AIM OF THE TASK:
In the listing below, identify each line with the word "Wanganui" and return those lines.

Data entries
--- Start ---

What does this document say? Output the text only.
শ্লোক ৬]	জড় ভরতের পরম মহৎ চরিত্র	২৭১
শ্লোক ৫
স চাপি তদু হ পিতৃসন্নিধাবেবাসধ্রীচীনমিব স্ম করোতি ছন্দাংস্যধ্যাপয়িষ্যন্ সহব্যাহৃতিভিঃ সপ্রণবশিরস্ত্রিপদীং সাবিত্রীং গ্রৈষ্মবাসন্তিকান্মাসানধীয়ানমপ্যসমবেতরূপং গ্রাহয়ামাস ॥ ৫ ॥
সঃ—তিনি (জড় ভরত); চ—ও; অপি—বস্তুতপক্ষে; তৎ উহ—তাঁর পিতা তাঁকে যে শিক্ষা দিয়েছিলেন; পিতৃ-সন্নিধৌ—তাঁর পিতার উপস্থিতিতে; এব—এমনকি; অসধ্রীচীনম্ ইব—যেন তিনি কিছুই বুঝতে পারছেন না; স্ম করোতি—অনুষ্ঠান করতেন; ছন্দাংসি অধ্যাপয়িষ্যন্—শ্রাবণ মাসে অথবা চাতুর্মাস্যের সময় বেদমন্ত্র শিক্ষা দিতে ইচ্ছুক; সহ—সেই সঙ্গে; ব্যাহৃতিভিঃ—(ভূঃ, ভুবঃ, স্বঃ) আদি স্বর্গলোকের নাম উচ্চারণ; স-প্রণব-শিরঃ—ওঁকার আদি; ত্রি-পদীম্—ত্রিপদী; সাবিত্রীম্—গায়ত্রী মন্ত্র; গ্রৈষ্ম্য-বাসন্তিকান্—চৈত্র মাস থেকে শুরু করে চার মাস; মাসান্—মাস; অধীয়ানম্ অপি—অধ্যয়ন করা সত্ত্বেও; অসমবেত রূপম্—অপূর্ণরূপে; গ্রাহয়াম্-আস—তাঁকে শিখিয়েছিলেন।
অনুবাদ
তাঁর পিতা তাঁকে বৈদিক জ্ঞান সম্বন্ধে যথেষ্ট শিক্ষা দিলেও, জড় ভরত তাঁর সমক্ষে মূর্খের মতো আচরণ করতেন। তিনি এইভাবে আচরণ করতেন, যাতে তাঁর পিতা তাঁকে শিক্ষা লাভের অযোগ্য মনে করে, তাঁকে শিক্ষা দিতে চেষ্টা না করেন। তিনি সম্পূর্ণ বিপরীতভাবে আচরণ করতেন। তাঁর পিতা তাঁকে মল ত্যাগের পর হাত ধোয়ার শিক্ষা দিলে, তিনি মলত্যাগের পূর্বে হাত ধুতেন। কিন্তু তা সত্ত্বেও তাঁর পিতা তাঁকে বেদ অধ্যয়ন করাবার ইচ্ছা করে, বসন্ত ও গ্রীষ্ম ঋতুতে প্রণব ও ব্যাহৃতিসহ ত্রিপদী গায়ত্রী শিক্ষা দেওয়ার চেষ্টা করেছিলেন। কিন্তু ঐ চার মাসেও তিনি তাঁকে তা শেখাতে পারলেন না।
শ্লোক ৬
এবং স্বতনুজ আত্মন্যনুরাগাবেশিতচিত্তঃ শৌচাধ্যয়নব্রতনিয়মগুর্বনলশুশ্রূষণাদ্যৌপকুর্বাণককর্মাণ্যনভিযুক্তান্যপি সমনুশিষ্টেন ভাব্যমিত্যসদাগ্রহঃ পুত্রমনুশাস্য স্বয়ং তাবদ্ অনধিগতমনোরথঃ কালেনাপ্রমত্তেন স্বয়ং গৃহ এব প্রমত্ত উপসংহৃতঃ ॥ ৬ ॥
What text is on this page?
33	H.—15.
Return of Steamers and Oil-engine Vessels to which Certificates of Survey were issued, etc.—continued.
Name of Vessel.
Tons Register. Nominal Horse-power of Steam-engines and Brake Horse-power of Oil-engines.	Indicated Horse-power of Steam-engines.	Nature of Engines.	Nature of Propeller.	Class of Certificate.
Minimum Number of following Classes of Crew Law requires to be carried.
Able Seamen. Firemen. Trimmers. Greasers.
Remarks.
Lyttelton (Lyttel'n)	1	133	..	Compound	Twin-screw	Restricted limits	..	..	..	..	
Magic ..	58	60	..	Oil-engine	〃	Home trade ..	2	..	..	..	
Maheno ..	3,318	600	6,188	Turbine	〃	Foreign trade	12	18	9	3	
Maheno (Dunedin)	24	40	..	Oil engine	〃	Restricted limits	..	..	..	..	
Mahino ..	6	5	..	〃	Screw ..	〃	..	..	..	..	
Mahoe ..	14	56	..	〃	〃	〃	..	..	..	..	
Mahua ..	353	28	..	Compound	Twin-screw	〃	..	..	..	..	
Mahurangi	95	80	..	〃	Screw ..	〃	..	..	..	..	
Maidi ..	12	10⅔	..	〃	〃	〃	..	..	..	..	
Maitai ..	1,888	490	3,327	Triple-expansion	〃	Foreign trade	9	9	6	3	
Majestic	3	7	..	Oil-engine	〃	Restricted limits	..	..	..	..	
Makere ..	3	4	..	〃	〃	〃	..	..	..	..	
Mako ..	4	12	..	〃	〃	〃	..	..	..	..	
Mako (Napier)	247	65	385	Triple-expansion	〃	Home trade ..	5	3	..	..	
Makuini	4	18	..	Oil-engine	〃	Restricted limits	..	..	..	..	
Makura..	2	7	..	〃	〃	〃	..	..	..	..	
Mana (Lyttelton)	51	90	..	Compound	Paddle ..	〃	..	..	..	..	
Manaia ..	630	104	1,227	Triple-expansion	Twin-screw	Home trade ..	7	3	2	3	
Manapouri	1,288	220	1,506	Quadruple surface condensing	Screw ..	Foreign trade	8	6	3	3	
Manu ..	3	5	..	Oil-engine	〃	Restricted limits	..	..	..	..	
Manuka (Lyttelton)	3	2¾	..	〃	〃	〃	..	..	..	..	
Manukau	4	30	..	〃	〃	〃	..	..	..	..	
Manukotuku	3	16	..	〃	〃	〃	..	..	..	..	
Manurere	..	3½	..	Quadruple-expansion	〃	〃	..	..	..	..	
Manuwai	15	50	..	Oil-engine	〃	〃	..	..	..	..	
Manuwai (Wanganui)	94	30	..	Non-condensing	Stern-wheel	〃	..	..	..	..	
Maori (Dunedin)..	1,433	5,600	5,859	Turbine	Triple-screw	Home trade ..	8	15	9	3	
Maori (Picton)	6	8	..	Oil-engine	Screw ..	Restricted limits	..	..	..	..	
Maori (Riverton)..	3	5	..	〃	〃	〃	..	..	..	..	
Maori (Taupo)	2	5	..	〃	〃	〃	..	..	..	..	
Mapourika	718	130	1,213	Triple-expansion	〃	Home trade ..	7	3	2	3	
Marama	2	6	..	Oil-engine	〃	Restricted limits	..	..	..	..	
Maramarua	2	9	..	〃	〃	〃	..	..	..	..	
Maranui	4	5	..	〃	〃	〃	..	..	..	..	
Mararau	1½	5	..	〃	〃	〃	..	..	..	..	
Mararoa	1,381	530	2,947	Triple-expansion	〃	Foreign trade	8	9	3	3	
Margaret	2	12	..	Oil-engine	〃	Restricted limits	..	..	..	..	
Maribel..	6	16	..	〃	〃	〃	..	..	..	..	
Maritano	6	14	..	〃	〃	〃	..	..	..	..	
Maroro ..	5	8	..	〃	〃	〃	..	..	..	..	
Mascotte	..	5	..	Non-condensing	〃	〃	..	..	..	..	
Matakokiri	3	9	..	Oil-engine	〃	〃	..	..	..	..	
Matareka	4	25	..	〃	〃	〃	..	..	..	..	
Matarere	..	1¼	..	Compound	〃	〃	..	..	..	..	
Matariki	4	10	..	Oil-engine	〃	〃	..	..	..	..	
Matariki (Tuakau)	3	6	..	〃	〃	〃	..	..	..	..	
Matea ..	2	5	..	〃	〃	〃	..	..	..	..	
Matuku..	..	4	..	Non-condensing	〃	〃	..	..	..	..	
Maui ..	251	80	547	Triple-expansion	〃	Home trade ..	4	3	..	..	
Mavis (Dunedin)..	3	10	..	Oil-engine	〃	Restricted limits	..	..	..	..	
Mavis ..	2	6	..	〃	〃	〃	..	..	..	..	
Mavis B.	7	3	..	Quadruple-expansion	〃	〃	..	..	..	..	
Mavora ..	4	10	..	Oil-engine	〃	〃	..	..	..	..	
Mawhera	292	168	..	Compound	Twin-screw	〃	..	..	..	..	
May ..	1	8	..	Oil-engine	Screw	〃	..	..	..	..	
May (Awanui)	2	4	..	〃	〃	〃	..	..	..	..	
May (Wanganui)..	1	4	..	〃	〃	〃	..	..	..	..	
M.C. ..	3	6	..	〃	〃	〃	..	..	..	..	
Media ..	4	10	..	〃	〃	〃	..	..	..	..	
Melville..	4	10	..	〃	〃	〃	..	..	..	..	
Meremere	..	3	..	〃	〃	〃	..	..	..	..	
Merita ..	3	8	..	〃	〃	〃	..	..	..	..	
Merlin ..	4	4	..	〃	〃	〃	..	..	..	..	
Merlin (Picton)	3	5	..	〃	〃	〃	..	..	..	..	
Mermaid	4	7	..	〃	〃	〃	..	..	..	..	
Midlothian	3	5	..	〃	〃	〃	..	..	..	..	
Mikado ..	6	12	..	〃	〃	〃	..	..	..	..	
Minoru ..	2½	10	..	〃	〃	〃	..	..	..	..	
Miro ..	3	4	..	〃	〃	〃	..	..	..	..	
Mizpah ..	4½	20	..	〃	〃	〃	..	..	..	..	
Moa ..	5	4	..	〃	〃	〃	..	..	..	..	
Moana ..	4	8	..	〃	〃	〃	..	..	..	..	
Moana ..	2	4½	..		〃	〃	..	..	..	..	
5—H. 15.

--- End ---

TASK SOLUTION:
Manuwai (Wanganui)	94	30	..	Non-condensing	Stern-wheel	〃	..	..	..	..	
May (Wanganui)..	1	4	..	〃	〃	〃	..	..	..	..	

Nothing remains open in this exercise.